--- Begin Given information ---
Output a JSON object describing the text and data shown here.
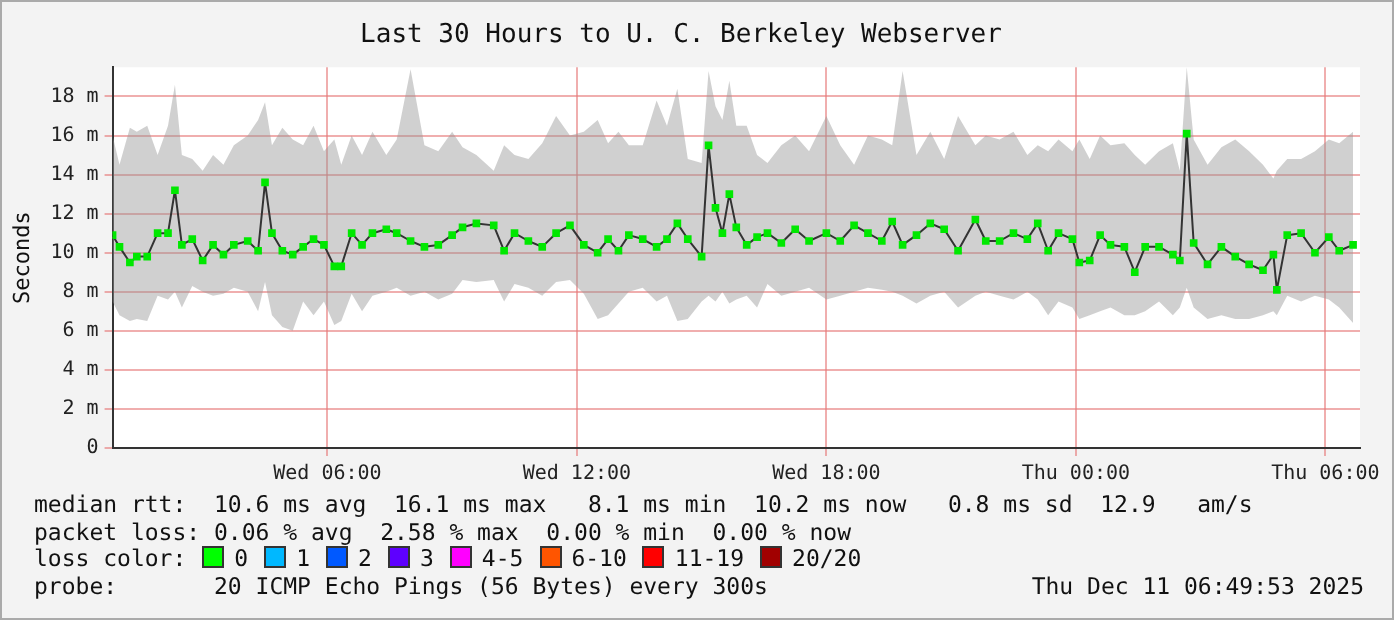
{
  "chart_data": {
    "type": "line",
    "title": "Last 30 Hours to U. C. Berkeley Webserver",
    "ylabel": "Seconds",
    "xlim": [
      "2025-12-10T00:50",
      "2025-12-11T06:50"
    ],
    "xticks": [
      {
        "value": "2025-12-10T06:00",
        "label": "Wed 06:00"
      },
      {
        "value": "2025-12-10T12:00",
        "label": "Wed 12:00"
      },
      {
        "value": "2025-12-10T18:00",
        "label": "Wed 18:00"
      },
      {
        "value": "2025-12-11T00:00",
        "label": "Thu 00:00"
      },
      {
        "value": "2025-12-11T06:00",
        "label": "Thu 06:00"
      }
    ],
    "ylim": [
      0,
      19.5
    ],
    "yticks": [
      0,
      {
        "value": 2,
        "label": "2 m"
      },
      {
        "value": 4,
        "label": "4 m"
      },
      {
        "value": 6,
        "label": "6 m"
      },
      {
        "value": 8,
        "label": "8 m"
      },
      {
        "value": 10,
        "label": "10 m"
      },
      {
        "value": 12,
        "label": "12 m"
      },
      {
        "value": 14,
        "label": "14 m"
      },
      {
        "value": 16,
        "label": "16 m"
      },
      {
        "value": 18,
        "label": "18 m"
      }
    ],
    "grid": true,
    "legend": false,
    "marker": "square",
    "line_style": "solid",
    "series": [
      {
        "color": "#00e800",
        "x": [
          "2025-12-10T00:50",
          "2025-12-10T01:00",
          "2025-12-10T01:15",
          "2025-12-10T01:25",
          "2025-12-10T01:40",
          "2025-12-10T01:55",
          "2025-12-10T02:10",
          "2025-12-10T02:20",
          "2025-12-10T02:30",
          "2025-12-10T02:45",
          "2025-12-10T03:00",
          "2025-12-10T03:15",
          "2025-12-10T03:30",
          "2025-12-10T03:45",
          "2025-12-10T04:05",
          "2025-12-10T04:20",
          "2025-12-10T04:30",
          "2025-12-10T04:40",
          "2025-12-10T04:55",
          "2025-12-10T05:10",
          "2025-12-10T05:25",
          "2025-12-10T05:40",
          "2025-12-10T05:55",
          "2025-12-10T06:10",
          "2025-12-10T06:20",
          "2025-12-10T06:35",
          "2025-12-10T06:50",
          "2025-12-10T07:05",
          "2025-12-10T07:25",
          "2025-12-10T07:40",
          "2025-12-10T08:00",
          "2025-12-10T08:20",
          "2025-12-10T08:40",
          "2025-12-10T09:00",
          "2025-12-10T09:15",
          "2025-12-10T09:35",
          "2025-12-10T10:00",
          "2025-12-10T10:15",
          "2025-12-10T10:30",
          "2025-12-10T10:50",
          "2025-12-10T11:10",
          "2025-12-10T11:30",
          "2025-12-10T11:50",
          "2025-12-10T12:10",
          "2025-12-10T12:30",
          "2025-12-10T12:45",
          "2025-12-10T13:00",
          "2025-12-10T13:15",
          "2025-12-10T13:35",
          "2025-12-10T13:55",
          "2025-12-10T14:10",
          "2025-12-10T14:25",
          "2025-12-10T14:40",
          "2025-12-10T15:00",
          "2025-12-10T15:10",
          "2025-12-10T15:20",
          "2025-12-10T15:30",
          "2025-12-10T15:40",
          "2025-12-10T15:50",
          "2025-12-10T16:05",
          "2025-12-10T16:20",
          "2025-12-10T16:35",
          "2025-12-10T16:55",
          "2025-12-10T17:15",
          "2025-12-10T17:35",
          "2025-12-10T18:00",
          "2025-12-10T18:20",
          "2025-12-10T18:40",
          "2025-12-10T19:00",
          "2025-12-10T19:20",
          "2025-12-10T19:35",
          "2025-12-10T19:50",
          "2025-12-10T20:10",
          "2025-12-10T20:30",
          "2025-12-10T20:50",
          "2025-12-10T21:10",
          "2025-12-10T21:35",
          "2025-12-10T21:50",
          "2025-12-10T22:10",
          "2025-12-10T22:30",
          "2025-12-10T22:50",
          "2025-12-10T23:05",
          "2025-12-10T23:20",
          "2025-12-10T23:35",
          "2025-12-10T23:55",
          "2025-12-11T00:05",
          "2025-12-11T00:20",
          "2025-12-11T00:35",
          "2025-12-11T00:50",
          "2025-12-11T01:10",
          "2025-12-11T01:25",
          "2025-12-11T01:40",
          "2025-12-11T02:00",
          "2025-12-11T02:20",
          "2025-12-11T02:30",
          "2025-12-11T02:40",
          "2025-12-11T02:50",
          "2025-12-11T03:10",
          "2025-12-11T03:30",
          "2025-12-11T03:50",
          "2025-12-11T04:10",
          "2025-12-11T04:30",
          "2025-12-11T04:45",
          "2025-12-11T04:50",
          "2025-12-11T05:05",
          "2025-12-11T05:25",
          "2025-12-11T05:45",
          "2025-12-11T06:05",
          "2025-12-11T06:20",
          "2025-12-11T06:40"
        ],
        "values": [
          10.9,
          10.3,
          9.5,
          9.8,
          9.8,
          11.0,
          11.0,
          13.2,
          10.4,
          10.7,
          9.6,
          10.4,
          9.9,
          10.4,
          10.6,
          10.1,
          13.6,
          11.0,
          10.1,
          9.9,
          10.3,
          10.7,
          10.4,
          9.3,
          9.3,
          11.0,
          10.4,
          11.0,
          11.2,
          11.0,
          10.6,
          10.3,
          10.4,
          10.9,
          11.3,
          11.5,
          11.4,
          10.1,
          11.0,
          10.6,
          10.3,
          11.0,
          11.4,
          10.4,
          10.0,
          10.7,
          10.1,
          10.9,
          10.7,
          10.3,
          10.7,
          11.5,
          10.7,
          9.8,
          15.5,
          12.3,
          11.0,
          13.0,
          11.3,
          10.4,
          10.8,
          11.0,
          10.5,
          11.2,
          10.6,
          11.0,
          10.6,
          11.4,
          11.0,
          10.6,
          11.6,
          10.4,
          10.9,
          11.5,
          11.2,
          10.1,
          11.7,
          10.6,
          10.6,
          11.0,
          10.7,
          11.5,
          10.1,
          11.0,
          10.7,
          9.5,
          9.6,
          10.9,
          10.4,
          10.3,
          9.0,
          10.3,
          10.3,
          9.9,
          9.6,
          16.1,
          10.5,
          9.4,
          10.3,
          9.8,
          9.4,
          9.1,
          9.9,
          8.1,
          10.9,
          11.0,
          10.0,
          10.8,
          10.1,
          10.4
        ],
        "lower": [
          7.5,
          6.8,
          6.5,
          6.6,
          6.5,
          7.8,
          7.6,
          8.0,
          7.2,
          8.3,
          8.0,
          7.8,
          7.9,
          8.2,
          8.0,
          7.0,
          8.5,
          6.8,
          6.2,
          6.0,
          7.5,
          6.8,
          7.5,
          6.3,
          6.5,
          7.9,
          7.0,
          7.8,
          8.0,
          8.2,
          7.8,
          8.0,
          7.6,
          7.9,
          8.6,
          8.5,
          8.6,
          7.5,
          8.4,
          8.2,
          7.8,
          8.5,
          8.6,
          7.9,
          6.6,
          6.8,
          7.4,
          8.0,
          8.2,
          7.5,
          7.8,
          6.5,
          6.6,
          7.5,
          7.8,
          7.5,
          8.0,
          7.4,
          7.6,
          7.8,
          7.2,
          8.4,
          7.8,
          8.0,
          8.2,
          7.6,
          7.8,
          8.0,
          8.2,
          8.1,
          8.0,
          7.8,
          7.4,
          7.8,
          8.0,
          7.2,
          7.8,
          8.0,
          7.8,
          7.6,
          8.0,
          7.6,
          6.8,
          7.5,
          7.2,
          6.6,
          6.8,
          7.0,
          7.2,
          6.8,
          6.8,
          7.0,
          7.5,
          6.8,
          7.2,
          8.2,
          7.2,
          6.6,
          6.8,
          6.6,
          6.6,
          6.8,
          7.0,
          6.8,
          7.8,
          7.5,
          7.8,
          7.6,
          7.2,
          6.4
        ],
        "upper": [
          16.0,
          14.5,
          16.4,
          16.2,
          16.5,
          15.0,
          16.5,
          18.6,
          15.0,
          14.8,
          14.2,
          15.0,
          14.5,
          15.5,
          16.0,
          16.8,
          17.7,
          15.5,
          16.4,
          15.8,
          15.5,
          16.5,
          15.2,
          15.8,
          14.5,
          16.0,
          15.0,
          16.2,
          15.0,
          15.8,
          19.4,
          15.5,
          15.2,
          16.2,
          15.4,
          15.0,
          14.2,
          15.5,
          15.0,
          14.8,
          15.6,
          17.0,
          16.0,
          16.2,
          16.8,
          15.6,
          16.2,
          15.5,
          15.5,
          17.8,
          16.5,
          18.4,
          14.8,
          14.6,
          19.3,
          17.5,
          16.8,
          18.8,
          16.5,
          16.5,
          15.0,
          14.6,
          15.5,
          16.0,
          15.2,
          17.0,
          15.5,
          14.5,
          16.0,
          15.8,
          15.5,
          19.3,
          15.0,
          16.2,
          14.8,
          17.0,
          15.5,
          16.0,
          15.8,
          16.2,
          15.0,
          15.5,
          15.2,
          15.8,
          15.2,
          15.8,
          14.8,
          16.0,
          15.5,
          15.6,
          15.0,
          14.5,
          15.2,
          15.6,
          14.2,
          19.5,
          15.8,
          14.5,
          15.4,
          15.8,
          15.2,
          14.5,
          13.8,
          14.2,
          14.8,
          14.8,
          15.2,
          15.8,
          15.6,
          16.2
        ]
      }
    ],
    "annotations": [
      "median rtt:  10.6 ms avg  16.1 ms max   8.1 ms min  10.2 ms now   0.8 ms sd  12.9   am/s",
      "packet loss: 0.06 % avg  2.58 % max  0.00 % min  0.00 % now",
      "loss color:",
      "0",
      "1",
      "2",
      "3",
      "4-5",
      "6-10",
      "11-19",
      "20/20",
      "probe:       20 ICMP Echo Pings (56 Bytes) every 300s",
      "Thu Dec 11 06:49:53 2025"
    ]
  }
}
--- End Given information ---
The answer is a single number: how many lines include the word "loss"?

Answer - 2